■ Challenge 1 ■
Render the stretch of the listing below from its start through the line containing "day-label: Sat, 24 xyxy=(909,254,960,271)" as a Markdown table with the columns Row and Line, leaving out blank lines.

■ Document section ■
The University of Chicago’s Independent Student Newspaper since 1892

Chicago Maroon

Controversial Middle East scholar addresses democracy in lecture

Rashid Khalidi, the Edward Said Professor of Arab Studies and director of the Middle East Institute at Columbia University, delivered a lecture entitled, “Democracy in the Middle East: Historical Perspectives,” at the International House on Tuesday evening. The event was sponsored by the Center for International Studies and the International House Global Voices World Beyond the Headline Series.

Khalidi, described as a man “who needs no introduction” by Kathleen Morrison, director of the Center for International Studies, taught at the University for over 16 years before a much debated and public departure to Columbia University two years ago. Pro-Israel figures and groups, such as Daniel Pipes and Campus Watch, have accused the prominent historian, an author of numerous works on the Middle East, of being anti-Israeli and anti-American because of his support for the Palestinian people and his criticism of American policy in the Middle East.

The controversy surrounding the professor, however, was muted in the crowded assembly room. Khalidi noted that though the substance of his talk came from his book Resurrecting Empire: Western Footprints and America’s Perilous Path in the Middle East (2004), he would address an entirely different topic: the history of democracy in the Middle East. Khalidi warned that any discussion on democracy in the Middle East must first begin by reevaluating the nature of democracy.

“What do we mean when we talk about democracy?” Khalidi asked. He noted that the crucial step in a nation’s move to democratize is the placing of restrictions on the existing autocratic regime, manifested, for example, in a constitution. According to Khalidi, however, critics must realize that, “constitutions have problems.”

“We generally fail to recall that our own great republic did not provide suffrage to vast swaths of the citizenry,” Khalidi said. Commentators on the Middle East who fail to take into account this realist criticism, he argued, “expect Jeffersonian democracy elsewhere when we don’t have it.”

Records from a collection
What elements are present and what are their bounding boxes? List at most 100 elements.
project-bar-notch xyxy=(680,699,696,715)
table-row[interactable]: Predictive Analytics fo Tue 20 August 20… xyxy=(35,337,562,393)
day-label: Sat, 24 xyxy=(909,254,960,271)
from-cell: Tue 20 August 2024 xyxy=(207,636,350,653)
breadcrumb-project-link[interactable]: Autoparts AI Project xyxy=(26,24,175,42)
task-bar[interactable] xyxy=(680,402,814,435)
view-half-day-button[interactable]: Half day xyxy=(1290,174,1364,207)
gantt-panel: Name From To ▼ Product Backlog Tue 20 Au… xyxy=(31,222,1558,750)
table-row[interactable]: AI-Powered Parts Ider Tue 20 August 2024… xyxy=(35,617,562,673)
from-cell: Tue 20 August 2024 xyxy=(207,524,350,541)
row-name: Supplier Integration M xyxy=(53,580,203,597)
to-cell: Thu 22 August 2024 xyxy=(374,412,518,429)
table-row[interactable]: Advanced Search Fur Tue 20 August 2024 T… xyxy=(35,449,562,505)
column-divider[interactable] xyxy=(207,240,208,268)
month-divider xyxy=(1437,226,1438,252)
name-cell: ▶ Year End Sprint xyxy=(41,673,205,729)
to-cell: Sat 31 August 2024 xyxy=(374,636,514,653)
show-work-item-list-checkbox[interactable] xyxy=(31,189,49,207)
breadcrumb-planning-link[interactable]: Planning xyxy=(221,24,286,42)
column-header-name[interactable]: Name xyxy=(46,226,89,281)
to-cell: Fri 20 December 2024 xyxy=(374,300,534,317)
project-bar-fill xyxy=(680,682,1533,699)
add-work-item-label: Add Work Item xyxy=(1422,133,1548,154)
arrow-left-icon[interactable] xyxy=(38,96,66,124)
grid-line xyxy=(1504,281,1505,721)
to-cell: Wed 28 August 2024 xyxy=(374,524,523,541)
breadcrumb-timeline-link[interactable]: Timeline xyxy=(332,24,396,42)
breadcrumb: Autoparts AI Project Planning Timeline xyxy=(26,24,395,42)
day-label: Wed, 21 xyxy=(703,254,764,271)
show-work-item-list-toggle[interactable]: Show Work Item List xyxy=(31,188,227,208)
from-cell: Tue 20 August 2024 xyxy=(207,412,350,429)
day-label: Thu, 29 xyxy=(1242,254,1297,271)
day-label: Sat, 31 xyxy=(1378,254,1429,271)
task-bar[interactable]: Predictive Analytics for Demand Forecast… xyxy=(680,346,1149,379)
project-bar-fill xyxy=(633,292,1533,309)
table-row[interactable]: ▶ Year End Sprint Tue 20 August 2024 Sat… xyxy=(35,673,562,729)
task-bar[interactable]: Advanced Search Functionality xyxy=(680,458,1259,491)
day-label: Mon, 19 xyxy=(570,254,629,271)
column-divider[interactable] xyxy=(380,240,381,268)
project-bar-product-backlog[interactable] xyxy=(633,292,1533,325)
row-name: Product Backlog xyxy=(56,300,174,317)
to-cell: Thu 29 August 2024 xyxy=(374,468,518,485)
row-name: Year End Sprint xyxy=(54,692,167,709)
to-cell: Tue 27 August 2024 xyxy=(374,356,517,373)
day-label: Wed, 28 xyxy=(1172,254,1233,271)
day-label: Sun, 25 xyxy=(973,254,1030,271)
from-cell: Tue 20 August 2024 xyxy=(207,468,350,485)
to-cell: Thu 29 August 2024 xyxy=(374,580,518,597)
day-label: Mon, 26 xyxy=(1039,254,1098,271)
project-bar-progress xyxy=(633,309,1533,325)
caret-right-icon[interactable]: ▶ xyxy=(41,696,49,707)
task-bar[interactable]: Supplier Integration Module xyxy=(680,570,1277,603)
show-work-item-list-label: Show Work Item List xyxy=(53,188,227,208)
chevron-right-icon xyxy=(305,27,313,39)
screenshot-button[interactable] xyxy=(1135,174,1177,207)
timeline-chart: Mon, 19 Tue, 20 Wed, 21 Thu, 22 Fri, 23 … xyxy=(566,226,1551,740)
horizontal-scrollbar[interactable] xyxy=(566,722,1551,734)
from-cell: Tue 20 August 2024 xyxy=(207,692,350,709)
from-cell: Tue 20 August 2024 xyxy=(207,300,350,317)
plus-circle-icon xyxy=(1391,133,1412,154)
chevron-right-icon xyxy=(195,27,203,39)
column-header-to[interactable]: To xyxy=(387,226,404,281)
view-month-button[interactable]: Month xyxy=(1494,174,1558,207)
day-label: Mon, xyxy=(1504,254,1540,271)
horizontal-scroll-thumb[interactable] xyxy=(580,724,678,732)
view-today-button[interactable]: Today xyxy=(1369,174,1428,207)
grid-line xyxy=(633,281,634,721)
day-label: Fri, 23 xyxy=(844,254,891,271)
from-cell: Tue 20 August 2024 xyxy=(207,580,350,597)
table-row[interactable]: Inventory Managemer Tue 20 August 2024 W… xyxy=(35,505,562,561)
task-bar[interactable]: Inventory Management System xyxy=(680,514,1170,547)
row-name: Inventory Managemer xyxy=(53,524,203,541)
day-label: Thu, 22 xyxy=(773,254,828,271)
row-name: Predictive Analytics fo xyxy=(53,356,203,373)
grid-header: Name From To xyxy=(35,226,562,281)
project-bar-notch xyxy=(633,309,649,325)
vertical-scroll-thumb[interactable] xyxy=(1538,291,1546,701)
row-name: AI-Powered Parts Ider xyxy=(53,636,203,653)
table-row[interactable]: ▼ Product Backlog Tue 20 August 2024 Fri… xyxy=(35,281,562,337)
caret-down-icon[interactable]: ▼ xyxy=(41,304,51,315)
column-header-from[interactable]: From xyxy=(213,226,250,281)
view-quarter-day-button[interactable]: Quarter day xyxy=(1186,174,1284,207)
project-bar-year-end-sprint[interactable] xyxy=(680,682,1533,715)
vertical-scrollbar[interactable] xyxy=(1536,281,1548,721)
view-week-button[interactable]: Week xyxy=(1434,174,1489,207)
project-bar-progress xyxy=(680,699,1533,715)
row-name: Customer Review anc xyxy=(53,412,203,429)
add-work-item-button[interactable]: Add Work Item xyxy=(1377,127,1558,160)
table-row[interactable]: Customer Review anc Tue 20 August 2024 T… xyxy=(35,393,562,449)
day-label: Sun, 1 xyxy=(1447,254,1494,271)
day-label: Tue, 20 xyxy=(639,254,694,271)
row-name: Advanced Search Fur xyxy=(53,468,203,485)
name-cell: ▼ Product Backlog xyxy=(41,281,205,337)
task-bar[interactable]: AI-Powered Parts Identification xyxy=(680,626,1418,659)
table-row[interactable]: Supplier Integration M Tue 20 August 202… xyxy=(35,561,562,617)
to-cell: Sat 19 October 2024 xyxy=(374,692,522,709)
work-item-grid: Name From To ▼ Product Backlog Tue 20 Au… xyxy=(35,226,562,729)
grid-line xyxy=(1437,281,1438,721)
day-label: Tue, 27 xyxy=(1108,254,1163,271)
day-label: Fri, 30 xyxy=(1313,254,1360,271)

■ Challenge 2 ■
Reproduce the stretch of the article above on the Middle East democracy lecture from "Controversial Middle East" through "the Headline Series.".

■ Exercise solution 1 ■
| Row | Line |
|---|---|
| 1 | What elements are present and what are their bounding boxes? List at most 100 elements. |
| 2 | project-bar-notch xyxy=(680,699,696,715) |
| 3 | table-row[interactable]: Predictive Analytics fo Tue 20 August 20… xyxy=(35,337,562,393) |
| 4 | day-label: Sat, 24 xyxy=(909,254,960,271) |

■ Exercise solution 2 ■
Controversial Middle East scholar addresses democracy in lecture

Rashid Khalidi, the Edward Said Professor of Arab Studies and director of the Middle East Institute at Columbia University, delivered a lecture entitled, “Democracy in the Middle East: Historical Perspectives,” at the International House on Tuesday evening. The event was sponsored by the Center for International Studies and the International House Global Voices World Beyond the Headline Series.